Problem description.
Look through the records that follow. Copy every line containing the word "PKCs".

Records for the task.
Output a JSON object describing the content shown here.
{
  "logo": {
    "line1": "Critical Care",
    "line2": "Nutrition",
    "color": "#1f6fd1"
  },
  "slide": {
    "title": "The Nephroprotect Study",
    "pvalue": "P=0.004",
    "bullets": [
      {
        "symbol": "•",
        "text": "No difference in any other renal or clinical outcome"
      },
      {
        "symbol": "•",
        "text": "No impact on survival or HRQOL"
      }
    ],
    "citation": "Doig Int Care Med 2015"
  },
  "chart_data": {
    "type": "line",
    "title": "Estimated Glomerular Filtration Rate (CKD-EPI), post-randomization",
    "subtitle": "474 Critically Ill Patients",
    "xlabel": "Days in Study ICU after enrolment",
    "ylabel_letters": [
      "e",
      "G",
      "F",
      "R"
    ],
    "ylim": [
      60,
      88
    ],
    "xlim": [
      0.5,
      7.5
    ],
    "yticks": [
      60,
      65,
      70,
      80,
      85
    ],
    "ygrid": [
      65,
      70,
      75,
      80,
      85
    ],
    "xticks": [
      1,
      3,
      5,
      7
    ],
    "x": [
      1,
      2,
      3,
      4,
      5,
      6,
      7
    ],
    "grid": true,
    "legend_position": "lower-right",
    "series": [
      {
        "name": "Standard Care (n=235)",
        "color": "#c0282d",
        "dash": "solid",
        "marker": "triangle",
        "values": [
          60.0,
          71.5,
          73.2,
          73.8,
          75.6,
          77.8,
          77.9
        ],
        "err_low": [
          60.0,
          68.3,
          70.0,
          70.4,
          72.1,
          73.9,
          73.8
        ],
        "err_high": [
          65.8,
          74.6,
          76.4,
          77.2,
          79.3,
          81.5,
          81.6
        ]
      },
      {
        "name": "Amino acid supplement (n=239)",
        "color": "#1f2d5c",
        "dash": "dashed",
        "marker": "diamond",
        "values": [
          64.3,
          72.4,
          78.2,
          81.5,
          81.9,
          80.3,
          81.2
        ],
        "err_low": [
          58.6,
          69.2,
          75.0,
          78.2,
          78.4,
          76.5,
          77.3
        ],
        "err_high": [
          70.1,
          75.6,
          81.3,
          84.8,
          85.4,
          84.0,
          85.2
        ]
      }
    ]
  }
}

...

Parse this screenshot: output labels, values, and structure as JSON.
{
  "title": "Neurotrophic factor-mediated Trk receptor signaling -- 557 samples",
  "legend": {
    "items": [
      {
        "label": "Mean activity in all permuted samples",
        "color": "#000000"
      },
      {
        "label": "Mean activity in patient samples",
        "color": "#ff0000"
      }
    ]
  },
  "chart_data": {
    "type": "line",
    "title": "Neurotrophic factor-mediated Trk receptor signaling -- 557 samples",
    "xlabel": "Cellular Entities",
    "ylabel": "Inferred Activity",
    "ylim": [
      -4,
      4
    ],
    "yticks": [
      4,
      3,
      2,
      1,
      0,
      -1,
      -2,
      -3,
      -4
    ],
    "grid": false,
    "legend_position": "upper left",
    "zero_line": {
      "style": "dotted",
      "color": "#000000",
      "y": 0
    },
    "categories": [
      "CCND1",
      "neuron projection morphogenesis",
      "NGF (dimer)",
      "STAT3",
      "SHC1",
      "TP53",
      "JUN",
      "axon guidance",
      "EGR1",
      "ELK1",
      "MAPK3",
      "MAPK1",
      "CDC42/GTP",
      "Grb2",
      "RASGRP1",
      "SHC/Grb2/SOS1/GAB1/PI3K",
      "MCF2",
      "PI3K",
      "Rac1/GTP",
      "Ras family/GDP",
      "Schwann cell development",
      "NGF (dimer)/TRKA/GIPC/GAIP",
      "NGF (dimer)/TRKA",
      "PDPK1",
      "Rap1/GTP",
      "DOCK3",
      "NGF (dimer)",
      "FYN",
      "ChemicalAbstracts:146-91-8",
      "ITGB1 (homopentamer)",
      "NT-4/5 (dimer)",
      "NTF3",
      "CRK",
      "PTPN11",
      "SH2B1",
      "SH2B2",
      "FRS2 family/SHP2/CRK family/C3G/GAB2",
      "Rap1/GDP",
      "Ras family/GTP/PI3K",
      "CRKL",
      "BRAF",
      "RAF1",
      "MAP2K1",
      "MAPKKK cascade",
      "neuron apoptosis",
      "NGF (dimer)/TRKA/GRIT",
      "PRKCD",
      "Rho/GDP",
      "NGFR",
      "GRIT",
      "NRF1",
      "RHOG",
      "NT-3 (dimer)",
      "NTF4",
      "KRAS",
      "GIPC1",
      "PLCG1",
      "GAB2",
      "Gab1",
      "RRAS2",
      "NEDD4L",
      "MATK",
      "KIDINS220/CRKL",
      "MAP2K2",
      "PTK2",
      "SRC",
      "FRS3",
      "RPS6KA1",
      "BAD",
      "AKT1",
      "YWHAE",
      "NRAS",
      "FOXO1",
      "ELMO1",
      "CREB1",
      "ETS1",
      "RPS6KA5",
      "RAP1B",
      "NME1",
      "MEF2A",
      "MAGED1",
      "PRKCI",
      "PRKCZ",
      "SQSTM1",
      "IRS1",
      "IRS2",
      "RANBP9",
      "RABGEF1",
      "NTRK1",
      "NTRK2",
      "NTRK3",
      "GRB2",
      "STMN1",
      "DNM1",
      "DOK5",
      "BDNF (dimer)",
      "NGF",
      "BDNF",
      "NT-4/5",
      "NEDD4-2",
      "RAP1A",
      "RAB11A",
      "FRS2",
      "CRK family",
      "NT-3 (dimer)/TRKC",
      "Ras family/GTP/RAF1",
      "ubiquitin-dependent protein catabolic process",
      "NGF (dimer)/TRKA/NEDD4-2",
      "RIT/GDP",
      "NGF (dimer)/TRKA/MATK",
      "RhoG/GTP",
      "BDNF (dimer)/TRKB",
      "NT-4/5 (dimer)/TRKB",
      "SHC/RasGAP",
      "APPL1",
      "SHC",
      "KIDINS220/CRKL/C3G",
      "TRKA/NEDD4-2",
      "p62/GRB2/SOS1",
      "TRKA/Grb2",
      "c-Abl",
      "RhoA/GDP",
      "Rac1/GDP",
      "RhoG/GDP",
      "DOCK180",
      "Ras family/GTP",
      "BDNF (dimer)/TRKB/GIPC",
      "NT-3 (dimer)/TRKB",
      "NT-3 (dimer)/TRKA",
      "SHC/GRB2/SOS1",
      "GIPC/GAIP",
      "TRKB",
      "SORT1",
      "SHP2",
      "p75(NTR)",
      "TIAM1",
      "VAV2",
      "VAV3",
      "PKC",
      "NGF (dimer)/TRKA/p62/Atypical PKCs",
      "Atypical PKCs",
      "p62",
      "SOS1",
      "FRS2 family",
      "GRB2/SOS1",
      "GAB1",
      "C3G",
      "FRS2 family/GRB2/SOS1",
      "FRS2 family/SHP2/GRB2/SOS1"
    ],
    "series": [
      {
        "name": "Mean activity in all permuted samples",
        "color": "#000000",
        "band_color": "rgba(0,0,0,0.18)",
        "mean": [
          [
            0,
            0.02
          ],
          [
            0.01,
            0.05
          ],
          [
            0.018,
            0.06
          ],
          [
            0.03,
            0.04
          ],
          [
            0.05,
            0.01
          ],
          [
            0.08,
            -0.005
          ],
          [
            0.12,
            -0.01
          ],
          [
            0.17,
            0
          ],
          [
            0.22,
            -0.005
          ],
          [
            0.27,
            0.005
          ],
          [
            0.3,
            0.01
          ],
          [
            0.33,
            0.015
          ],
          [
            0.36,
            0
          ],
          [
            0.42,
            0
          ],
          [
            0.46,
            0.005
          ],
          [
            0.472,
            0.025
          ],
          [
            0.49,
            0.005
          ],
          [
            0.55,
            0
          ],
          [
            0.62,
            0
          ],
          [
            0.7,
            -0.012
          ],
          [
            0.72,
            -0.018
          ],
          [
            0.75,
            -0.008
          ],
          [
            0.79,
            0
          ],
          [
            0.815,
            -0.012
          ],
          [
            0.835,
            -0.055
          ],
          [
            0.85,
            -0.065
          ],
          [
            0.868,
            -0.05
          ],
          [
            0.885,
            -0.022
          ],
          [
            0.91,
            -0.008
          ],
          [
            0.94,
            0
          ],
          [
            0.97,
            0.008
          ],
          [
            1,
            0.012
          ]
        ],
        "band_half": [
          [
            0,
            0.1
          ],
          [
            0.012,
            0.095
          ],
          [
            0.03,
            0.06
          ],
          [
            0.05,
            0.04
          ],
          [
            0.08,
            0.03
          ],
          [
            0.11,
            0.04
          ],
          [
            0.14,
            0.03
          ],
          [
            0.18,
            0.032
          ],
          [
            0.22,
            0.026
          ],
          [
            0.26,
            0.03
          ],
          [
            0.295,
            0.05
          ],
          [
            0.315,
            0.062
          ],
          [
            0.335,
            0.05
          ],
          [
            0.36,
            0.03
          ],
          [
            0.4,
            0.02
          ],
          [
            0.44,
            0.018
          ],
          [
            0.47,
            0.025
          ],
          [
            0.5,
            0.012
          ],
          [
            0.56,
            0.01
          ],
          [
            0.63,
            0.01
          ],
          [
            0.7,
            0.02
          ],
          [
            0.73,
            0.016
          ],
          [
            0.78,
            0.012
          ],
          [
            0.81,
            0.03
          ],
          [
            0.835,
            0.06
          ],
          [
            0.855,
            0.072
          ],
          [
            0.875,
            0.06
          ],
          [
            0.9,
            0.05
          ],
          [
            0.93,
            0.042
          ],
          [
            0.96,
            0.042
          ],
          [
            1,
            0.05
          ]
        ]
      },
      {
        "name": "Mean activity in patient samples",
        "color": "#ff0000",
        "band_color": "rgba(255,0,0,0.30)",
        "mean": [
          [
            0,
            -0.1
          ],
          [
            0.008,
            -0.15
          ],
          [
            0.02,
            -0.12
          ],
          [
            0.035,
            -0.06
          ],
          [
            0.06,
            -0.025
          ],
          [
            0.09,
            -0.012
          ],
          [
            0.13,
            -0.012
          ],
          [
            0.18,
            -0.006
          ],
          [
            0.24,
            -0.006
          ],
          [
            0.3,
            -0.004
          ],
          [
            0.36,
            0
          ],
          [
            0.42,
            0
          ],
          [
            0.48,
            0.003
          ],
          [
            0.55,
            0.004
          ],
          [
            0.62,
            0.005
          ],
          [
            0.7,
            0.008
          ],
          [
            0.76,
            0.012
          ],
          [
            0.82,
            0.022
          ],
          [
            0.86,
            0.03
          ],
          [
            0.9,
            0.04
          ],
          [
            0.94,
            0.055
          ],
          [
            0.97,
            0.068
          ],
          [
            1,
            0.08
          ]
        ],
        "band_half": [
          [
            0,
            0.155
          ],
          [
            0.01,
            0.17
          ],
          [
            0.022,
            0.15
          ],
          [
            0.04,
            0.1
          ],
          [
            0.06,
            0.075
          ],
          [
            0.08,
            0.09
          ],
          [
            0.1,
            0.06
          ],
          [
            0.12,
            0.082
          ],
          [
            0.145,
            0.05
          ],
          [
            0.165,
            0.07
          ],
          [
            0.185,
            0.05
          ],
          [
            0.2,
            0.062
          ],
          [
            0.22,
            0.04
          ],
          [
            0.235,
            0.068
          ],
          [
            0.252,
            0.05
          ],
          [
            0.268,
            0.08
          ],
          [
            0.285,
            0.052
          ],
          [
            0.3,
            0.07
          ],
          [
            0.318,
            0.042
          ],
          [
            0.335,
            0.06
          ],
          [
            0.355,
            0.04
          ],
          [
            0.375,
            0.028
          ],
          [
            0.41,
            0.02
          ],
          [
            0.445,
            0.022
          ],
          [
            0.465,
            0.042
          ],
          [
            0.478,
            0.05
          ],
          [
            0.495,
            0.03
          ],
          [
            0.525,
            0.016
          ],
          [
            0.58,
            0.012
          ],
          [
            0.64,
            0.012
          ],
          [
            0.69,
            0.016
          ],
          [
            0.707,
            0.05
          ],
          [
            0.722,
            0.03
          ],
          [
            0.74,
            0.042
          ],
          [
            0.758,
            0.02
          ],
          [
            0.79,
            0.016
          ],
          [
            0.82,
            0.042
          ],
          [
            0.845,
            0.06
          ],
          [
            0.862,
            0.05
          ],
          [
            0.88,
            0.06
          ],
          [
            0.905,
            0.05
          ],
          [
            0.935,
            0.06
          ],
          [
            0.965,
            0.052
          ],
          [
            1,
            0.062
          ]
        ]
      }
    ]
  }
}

Answer to the exercise.
      "NGF (dimer)/TRKA/p62/Atypical PKCs",
      "Atypical PKCs",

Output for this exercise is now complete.